START ENTRIES SUPPLIED
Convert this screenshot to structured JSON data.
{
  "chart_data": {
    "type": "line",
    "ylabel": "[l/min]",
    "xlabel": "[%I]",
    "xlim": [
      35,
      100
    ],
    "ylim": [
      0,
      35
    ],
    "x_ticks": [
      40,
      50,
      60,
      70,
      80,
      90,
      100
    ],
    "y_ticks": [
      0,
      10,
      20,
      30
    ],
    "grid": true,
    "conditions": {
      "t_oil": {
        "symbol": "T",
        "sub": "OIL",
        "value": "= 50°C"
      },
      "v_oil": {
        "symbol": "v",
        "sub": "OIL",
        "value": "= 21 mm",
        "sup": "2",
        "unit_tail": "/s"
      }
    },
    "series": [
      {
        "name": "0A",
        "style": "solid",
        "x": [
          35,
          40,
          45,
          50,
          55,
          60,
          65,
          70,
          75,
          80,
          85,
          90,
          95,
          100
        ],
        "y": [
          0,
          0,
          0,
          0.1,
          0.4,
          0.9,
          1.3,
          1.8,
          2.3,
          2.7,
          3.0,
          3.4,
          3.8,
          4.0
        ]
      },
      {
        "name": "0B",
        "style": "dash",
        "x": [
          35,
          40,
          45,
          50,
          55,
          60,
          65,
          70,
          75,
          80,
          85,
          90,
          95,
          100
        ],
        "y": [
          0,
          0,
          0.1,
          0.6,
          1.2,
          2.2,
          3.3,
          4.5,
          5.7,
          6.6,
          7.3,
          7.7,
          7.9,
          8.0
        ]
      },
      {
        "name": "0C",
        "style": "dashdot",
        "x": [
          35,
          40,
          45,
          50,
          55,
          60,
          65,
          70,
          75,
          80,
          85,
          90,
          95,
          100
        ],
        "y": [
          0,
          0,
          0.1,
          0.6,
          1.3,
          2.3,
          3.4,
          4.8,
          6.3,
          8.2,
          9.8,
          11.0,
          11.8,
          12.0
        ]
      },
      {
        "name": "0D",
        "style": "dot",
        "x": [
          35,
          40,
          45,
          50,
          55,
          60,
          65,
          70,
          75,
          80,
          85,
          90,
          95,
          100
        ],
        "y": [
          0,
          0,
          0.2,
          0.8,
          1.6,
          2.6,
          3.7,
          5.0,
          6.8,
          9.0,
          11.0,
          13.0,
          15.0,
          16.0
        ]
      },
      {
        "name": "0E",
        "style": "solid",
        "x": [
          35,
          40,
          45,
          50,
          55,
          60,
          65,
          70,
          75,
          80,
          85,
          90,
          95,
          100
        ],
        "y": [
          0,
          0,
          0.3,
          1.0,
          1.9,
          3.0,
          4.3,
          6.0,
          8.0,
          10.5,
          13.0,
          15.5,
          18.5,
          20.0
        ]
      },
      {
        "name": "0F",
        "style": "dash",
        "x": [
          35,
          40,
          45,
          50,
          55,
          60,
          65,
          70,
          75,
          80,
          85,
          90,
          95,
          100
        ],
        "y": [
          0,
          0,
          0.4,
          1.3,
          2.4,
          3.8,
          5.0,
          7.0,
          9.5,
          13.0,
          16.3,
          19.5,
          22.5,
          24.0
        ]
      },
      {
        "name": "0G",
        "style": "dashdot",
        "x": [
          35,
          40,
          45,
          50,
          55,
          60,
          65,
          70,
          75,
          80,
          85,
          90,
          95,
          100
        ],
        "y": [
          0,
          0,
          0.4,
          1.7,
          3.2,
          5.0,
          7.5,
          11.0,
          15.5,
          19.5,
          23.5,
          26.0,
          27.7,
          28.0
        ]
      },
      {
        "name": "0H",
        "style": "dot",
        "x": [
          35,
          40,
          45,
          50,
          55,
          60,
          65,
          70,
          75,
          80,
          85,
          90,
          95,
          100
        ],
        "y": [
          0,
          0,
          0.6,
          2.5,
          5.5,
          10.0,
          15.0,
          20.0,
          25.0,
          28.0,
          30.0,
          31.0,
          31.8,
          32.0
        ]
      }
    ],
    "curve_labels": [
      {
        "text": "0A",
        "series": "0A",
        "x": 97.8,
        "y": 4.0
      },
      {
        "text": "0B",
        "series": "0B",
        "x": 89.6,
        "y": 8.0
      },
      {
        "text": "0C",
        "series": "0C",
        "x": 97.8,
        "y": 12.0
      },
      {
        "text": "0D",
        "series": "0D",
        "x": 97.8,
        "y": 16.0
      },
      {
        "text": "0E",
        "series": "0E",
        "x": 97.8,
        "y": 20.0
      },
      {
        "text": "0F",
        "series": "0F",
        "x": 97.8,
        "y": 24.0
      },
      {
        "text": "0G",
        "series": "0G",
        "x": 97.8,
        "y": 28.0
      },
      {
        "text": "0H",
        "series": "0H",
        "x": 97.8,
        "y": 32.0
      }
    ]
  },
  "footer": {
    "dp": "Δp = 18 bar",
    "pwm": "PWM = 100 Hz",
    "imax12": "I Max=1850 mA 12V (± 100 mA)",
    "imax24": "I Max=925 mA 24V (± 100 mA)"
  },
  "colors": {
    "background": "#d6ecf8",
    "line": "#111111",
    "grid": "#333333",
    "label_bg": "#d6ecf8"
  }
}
END ENTRIES SUPPLIED
From the entries above, copy every line containing the word "name".

REPLY TO THE EXERCISE:
        "name": "0A",
        "name": "0B",
        "name": "0C",
        "name": "0D",
        "name": "0E",
        "name": "0F",
        "name": "0G",
        "name": "0H",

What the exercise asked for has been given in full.